**Supplied records**
═══
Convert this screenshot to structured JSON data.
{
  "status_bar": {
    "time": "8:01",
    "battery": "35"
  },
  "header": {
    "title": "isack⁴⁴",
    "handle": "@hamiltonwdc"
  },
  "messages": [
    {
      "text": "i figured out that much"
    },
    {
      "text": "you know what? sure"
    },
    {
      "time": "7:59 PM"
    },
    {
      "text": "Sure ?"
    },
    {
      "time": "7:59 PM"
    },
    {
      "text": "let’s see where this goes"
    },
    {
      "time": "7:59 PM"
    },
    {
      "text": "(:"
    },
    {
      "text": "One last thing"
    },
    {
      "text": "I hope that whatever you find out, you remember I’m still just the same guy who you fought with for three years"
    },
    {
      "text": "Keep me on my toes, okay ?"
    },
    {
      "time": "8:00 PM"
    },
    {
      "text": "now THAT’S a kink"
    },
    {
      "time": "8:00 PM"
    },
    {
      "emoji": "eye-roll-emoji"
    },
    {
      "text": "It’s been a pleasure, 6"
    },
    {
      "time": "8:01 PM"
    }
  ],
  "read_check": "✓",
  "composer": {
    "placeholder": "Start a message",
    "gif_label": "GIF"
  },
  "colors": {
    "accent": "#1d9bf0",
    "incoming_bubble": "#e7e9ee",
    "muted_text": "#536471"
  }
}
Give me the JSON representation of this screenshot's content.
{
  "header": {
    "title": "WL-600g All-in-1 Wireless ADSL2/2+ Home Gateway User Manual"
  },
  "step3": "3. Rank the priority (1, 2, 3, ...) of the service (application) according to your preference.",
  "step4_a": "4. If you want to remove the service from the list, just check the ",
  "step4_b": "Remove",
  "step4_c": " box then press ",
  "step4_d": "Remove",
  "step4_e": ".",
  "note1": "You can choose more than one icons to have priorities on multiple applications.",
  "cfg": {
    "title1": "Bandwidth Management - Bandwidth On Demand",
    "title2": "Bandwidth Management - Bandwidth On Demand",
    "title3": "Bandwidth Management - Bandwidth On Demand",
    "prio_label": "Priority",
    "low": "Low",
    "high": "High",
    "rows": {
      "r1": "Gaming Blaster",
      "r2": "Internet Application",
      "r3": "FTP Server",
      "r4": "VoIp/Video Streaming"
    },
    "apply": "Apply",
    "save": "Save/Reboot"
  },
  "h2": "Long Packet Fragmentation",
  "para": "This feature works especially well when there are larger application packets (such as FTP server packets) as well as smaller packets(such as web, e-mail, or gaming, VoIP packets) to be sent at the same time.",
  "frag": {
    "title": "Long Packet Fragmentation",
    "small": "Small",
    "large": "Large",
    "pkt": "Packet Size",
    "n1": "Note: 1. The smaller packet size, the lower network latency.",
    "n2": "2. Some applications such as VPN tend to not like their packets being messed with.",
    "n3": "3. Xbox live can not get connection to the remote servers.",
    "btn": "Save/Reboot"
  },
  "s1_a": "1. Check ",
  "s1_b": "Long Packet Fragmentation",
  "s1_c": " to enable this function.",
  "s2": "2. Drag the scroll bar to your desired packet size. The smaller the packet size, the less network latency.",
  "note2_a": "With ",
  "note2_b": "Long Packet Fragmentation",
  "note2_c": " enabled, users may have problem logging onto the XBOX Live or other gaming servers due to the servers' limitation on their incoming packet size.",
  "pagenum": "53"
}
═══
**Work to complete**
Extract the data exactly as given.

**Reply to the exercise**
Convert this screenshot to structured JSON data.
{
  "status_bar": {
    "time": "8:01",
    "battery": "35"
  },
  "header": {
    "title": "isack⁴⁴",
    "handle": "@hamiltonwdc"
  },
  "messages": [
    {
      "text": "i figured out that much"
    },
    {
      "text": "you know what? sure"
    },
    {
      "time": "7:59 PM"
    },
    {
      "text": "Sure ?"
    },
    {
      "time": "7:59 PM"
    },
    {
      "text": "let’s see where this goes"
    },
    {
      "time": "7:59 PM"
    },
    {
      "text": "(:"
    },
    {
      "text": "One last thing"
    },
    {
      "text": "I hope that whatever you find out, you remember I’m still just the same guy who you fought with for three years"
    },
    {
      "text": "Keep me on my toes, okay ?"
    },
    {
      "time": "8:00 PM"
    },
    {
      "text": "now THAT’S a kink"
    },
    {
      "time": "8:00 PM"
    },
    {
      "emoji": "eye-roll-emoji"
    },
    {
      "text": "It’s been a pleasure, 6"
    },
    {
      "time": "8:01 PM"
    }
  ],
  "read_check": "✓",
  "composer": {
    "placeholder": "Start a message",
    "gif_label": "GIF"
  },
  "colors": {
    "accent": "#1d9bf0",
    "incoming_bubble": "#e7e9ee",
    "muted_text": "#536471"
  }
}
Give me the JSON representation of this screenshot's content.
{
  "header": {
    "title": "WL-600g All-in-1 Wireless ADSL2/2+ Home Gateway User Manual"
  },
  "step3": "3. Rank the priority (1, 2, 3, ...) of the service (application) according to your preference.",
  "step4_a": "4. If you want to remove the service from the list, just check the ",
  "step4_b": "Remove",
  "step4_c": " box then press ",
  "step4_d": "Remove",
  "step4_e": ".",
  "note1": "You can choose more than one icons to have priorities on multiple applications.",
  "cfg": {
    "title1": "Bandwidth Management - Bandwidth On Demand",
    "title2": "Bandwidth Management - Bandwidth On Demand",
    "title3": "Bandwidth Management - Bandwidth On Demand",
    "prio_label": "Priority",
    "low": "Low",
    "high": "High",
    "rows": {
      "r1": "Gaming Blaster",
      "r2": "Internet Application",
      "r3": "FTP Server",
      "r4": "VoIp/Video Streaming"
    },
    "apply": "Apply",
    "save": "Save/Reboot"
  },
  "h2": "Long Packet Fragmentation",
  "para": "This feature works especially well when there are larger application packets (such as FTP server packets) as well as smaller packets(such as web, e-mail, or gaming, VoIP packets) to be sent at the same time.",
  "frag": {
    "title": "Long Packet Fragmentation",
    "small": "Small",
    "large": "Large",
    "pkt": "Packet Size",
    "n1": "Note: 1. The smaller packet size, the lower network latency.",
    "n2": "2. Some applications such as VPN tend to not like their packets being messed with.",
    "n3": "3. Xbox live can not get connection to the remote servers.",
    "btn": "Save/Reboot"
  },
  "s1_a": "1. Check ",
  "s1_b": "Long Packet Fragmentation",
  "s1_c": " to enable this function.",
  "s2": "2. Drag the scroll bar to your desired packet size. The smaller the packet size, the less network latency.",
  "note2_a": "With ",
  "note2_b": "Long Packet Fragmentation",
  "note2_c": " enabled, users may have problem logging onto the XBOX Live or other gaming servers due to the servers' limitation on their incoming packet size.",
  "pagenum": "53"
}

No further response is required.